╭──

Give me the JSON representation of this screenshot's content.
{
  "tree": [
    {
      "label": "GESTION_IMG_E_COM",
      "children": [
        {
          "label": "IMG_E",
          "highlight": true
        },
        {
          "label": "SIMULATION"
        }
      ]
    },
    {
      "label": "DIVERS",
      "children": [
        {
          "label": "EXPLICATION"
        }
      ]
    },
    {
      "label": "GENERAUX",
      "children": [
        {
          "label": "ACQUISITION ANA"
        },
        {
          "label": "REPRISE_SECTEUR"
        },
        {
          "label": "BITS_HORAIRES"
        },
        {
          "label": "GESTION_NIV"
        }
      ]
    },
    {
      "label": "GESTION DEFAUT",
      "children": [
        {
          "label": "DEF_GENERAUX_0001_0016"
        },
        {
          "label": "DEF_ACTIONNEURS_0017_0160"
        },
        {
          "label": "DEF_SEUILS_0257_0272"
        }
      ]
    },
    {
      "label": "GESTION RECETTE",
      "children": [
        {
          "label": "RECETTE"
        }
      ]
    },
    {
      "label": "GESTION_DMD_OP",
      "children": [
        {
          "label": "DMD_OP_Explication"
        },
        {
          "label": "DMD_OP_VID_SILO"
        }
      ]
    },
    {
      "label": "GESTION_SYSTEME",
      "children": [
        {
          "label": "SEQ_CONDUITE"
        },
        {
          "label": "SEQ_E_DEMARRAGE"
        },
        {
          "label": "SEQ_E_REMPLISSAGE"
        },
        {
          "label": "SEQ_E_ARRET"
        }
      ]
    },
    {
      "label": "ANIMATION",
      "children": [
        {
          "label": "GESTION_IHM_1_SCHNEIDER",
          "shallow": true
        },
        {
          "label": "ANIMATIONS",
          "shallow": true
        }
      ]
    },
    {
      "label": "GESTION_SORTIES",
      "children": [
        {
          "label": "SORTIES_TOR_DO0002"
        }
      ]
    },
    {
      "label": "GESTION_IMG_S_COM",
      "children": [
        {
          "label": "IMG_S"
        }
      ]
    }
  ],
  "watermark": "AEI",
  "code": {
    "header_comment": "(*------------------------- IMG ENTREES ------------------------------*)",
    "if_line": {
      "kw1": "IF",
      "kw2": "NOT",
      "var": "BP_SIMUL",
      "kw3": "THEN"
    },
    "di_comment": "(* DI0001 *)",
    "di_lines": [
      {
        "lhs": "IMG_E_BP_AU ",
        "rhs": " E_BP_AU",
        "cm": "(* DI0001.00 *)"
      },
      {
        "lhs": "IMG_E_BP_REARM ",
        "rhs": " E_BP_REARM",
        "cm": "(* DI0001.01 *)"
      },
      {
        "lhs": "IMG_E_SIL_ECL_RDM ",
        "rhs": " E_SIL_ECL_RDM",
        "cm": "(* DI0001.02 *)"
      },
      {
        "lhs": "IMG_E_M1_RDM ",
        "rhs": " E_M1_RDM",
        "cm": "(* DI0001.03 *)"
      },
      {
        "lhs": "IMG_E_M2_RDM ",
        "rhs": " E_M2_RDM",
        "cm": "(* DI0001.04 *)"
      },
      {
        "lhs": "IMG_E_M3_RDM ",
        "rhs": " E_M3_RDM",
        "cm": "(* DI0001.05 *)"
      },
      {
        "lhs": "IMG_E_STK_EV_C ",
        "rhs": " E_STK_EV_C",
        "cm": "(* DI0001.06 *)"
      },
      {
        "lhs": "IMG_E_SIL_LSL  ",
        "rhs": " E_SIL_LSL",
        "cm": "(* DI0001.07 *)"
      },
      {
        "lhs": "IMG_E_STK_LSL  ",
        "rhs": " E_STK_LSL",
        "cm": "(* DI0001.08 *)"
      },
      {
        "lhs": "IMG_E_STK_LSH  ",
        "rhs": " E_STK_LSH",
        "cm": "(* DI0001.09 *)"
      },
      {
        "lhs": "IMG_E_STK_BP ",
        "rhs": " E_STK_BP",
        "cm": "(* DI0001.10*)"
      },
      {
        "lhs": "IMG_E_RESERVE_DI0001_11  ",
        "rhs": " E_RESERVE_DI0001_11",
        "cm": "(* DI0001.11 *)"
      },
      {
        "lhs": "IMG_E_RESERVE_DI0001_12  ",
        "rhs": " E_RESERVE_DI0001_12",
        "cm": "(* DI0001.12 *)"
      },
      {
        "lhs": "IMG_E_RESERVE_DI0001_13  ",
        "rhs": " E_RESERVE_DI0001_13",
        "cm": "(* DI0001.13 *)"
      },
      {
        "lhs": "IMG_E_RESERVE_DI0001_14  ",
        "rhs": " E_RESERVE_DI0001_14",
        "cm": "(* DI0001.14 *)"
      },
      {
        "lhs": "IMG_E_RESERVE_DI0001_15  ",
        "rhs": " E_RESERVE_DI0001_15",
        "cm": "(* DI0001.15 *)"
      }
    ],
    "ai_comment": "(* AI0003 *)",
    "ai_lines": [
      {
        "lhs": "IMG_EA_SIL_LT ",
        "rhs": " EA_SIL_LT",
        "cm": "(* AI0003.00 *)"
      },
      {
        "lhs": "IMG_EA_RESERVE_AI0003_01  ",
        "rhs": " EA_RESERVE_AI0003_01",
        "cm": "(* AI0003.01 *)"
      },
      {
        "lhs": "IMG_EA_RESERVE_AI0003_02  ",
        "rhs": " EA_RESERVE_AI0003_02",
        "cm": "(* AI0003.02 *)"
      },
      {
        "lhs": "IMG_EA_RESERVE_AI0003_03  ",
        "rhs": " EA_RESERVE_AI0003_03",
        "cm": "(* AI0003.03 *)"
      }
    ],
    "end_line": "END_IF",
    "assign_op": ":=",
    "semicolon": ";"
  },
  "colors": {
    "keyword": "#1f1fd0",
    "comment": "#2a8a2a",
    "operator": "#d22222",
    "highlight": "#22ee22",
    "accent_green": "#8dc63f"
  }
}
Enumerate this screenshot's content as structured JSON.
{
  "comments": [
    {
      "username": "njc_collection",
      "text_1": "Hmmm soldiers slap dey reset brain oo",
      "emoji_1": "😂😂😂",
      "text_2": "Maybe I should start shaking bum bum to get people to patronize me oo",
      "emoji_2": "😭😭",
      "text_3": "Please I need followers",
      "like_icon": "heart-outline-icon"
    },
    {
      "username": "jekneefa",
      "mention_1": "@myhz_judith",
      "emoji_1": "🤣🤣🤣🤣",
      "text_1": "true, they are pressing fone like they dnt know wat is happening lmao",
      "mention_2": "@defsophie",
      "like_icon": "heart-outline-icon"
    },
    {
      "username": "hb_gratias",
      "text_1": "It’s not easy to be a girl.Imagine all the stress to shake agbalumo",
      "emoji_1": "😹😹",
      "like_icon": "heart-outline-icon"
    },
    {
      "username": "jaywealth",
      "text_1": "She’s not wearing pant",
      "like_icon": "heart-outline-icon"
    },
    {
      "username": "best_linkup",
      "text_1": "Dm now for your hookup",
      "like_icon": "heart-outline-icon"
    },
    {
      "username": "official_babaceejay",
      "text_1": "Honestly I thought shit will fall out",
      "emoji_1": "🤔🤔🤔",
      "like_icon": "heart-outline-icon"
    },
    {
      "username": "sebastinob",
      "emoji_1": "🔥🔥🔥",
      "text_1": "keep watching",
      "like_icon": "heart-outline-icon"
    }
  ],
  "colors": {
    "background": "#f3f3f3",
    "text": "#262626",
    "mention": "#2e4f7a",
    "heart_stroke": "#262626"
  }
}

╰──

**Goal**.
Exact repetition is required for the lines from the one that contains "Enumerate this screenshot's" through the final line; leave out everything else.

**Correct output**.
Enumerate this screenshot's content as structured JSON.
{
  "comments": [
    {
      "username": "njc_collection",
      "text_1": "Hmmm soldiers slap dey reset brain oo",
      "emoji_1": "😂😂😂",
      "text_2": "Maybe I should start shaking bum bum to get people to patronize me oo",
      "emoji_2": "😭😭",
      "text_3": "Please I need followers",
      "like_icon": "heart-outline-icon"
    },
    {
      "username": "jekneefa",
      "mention_1": "@myhz_judith",
      "emoji_1": "🤣🤣🤣🤣",
      "text_1": "true, they are pressing fone like they dnt know wat is happening lmao",
      "mention_2": "@defsophie",
      "like_icon": "heart-outline-icon"
    },
    {
      "username": "hb_gratias",
      "text_1": "It’s not easy to be a girl.Imagine all the stress to shake agbalumo",
      "emoji_1": "😹😹",
      "like_icon": "heart-outline-icon"
    },
    {
      "username": "jaywealth",
      "text_1": "She’s not wearing pant",
      "like_icon": "heart-outline-icon"
    },
    {
      "username": "best_linkup",
      "text_1": "Dm now for your hookup",
      "like_icon": "heart-outline-icon"
    },
    {
      "username": "official_babaceejay",
      "text_1": "Honestly I thought shit will fall out",
      "emoji_1": "🤔🤔🤔",
      "like_icon": "heart-outline-icon"
    },
    {
      "username": "sebastinob",
      "emoji_1": "🔥🔥🔥",
      "text_1": "keep watching",
      "like_icon": "heart-outline-icon"
    }
  ],
  "colors": {
    "background": "#f3f3f3",
    "text": "#262626",
    "mention": "#2e4f7a",
    "heart_stroke": "#262626"
  }
}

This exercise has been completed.